◆ ФРАГМЕНТ СТРАНИЦЫ:

Расстановка сил и акцентов кажется на первый взгляд столь же очевидной, как и победа правого дела. Буржуазные националисты-подпольщики обречены, как обречена столь милая их сердцу «тутешня природна краса», которая должна «зникнути під дужим напором іншої краси- індустріі».
Но если отрицательные персонажи защищают свою родину, свой вековой уклад против захватчиков, отнявших их землю, убивших их близких, а положительные персонажи ведут себя, как беспощадные, самоуверенные оккупанты, уверенные в своём праве обращаться с местными жителями, как с бесправным скотом (и с подлежащими уничтожению слизняками), то не принимаем ли мы за отрицательных персонажей положительных, и- наоборот? Во всяком случае, вполне очевидно, что у современных читателей, в большинстве своём придерживающихся несколько иного, чем инженер Смык, мнения относительно изображённых в повести конфликтов, сопереживание вызовут скорее воинствующие антисоветчики.
Впрочем, почему только у современных? С какой из сторон этого противостояния могла бы ассоциировать себя, к примеру, моя прабабушка? В год публикации повести она уже почти десять лет жила в Днепропетровске (екатеринославцы едва ли к тому моменту успели привыкнуть к новому названию своего города), куда сбежала семья от проводившихся новыми властями расправ в Смоленской губернии, где её отец был помещиком и церковным старостой (и уцелел только потому, что любившие его крестьяне по очереди прятали моего прапрадедушку в амбарах и на чердаках).

◆ ЗАДАНИЕ 1: Перепишите без изменений часть текста о повести, которая начинается со слов «Но если отрицательные» и заканчивается словами «скорее воинствующие антисоветчики.».
◆ ЗАДАНИЕ 2: Продолжите текст о повести, начав сразу после его последнего предложения.

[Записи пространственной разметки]
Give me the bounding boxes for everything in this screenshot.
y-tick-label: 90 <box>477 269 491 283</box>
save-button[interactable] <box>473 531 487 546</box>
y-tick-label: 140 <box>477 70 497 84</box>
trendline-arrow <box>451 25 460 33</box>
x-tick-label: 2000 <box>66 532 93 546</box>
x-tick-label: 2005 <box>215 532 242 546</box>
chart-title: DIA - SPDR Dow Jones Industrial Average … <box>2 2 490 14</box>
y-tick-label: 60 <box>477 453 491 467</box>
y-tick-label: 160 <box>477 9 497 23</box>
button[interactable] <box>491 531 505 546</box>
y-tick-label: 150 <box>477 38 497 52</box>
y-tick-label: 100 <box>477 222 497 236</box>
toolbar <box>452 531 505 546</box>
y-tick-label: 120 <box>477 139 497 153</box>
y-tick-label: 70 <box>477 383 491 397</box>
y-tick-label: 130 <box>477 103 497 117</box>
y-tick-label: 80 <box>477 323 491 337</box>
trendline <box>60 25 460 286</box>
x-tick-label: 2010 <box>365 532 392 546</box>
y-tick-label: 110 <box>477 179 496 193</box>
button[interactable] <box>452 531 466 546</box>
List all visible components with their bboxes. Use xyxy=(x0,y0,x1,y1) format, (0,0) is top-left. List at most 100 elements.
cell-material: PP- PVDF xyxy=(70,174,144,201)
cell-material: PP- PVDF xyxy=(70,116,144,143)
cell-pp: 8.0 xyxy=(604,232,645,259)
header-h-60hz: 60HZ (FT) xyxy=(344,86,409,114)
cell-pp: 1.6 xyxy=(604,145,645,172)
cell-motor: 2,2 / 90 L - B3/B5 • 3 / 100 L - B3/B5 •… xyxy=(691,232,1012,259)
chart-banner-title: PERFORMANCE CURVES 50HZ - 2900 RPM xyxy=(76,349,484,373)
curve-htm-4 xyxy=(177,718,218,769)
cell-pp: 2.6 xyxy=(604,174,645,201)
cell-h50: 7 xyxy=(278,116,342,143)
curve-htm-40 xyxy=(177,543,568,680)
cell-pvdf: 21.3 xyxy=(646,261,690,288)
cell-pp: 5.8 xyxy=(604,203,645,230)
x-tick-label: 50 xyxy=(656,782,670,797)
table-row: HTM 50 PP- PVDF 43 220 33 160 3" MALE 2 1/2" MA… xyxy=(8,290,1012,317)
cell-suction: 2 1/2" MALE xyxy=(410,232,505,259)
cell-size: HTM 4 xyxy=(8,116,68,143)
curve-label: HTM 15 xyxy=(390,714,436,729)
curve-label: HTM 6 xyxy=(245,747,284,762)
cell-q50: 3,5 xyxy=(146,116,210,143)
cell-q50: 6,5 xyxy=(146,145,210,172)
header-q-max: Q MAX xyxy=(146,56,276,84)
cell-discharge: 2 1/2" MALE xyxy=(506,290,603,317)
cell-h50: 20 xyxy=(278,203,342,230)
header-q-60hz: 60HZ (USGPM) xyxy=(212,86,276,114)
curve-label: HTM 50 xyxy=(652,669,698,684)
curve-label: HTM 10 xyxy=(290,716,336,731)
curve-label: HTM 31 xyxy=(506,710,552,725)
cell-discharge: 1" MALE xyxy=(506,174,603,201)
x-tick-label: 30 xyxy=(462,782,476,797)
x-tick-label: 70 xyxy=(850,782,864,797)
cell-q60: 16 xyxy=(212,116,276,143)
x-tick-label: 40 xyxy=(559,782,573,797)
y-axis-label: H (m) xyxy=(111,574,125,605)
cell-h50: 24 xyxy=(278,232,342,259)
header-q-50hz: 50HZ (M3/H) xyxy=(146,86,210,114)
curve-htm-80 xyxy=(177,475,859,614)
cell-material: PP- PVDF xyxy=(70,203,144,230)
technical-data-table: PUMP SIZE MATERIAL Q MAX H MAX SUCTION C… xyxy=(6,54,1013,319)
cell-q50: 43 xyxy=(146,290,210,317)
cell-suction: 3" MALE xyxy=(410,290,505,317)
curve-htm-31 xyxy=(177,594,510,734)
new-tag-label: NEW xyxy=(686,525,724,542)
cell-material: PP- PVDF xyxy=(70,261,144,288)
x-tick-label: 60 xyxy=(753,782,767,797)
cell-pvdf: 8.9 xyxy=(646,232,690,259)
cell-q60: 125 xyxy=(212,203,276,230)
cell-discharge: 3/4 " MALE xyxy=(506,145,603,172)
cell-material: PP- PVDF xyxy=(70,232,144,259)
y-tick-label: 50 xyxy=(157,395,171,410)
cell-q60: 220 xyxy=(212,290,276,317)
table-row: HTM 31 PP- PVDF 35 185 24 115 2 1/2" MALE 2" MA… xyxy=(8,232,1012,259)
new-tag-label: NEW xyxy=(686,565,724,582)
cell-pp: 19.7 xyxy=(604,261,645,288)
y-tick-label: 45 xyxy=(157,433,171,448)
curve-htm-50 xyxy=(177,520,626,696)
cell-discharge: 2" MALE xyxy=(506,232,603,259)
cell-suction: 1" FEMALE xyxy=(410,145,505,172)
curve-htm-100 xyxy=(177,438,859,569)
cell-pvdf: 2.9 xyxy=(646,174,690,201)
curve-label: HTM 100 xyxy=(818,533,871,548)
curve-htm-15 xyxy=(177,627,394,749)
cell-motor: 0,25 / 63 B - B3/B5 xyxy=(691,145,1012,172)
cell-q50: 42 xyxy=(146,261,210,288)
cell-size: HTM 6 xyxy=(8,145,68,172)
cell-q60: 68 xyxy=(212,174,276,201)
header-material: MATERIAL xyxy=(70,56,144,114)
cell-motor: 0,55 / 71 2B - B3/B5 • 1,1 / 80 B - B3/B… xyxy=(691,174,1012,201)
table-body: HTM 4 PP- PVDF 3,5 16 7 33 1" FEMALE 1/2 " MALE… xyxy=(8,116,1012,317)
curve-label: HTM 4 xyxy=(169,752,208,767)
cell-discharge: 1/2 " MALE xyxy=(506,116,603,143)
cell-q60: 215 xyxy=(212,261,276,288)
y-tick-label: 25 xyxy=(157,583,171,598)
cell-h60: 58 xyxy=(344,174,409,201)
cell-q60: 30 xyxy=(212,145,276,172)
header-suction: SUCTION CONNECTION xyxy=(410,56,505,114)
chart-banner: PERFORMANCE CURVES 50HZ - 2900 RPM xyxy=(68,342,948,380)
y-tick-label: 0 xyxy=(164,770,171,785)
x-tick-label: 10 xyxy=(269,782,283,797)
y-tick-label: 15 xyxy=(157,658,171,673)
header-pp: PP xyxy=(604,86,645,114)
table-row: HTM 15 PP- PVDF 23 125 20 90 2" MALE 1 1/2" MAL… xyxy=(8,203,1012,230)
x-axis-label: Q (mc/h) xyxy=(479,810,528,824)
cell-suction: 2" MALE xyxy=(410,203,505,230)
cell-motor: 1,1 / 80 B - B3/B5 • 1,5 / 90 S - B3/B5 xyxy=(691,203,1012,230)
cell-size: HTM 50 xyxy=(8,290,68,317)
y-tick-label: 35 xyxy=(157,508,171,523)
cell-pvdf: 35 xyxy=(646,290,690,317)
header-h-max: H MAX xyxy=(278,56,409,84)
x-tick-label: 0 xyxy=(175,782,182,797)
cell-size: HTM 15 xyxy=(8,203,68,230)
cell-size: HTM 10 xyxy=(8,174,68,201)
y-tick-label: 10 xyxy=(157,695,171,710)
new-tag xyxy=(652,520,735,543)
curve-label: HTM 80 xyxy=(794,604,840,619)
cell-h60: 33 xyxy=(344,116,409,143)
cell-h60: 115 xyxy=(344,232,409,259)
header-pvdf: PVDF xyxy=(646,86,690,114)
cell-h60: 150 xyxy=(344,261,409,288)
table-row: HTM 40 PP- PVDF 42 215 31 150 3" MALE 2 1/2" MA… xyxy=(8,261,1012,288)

◆ РЕЗУЛЬТАТ ВЫПОЛНЕНИЯ 1:
Но если отрицательные персонажи защищают свою родину, свой вековой уклад против захватчиков, отнявших их землю, убивших их близких, а положительные персонажи ведут себя, как беспощадные, самоуверенные оккупанты, уверенные в своём праве обращаться с местными жителями, как с бесправным скотом (и с подлежащими уничтожению слизняками), то не принимаем ли мы за отрицательных персонажей положительных, и- наоборот? Во всяком случае, вполне очевидно, что у современных читателей, в большинстве своём придерживающихся несколько иного, чем инженер Смык, мнения относительно изображённых в повести конфликтов, сопереживание вызовут скорее воинствующие антисоветчики.

◆ РЕЗУЛЬТАТ ВЫПОЛНЕНИЯ 2:
Из финала повести прабабушка узнала бы, что Геля и её симулирующий безумие родитель вовсе не дочь и отец, а полюбовники, так что и рассказ девушки о гибели матери/жены не мог соответствовать действительности. Но разве так уж маловероятно, что мать одной и жена другого, пускай и не были одним человеком, действительно погибли, сгинули в водовороте Гражданской войны и Красного террора? Во всяком случае, в этом едва ли усомнилась бы моя прабабушка, чья мать была также «вбита ненароком»- умерла от тифа, подхваченного в тюрьме, куда её, школьную учительницу, упекли вместе с десятком других по доносу коллеги- отпущенного после победы революции каторжника, убившего свою жену, и ненавидевшего остальных преподавателей-белоручек.
Да и кто бы усомнился? Кто не оплакивал в те годы родных и близких? Кто не мог бы легко представить, какие именно проклятия, заглушаемые рёвом порога, кричал в финале пан Глущак преследующим его чекистам? Пускай Геля и её мнимый отец представлены злодеями, безжалостными убийцами (в отличие от достаточно милосердных агентов ЧК), разве их боль и гнев не кажутся даже стороннему наблюдателю- не говоря уже о свидетелях-современниках, -более оправданными, более человечными, более справедливыми, чем высокомерная жизнерадостность их противников, уверенно приносящих обжитое, выстраданное, дорогое настоящее в жертву абстрактному светлому будущему?
И можем ли мы быть такими уж уверенными в позиции писателя лишь потому, что повествование ведётся с точки зрения инженера Смыка, спешащего выразить праведное презрение, омерзение не только прекрасной диверсантке, но и всему этому пространству, который он явился покорить и преобразовать? Конкистадорские рассуждения Смыка относятся к числу наиболее ярких эпизодов повести:
«Яке мізерне, яке примитивне було усе навкруги! Не доми, а халупки, не будівлі, а халабуди. (…) Рівчаки, поле картоплі, городи, якась толока- забруднена, закидана пуделочками з-під консервів. Обшарпані, брудні кущі, свині, що риються попід ними… Добре панно українського пейзажу, з доробком рідної культури та cartes visites du citoyen de chochlaiterre*, що, як відомо, де їсть, там і… І над усім глуха тиша. Тупа байдужість природи. Одвічна дрімота оспіваного невибагливими поетами степу і ледаче животіння степових дикунів.
А за короткий час тут забуяє життя, закипить робота, замурашать люди- справжні люди! (…) Дужі хвилі Дніпрові, що безцільно пустували, граючись із вітром, обернуться на джерело енергії життя, на могутній двигун соціалізму. (…)
— Ех, старче Дніпре, скільки сили ти витратив намарне, пустив її за водою! Хлюпочешся, пустуючи, і не знаєш, що надходить край твоїй безглуздій волі, що от-от прикують тебе до ланцюжка, як муштрованого песика, і примусять чинити так, як схоче того людська воля. І це зроблять люди майже з голими руками. Вони насміються з дурної природи, а з ними й Смик. (…)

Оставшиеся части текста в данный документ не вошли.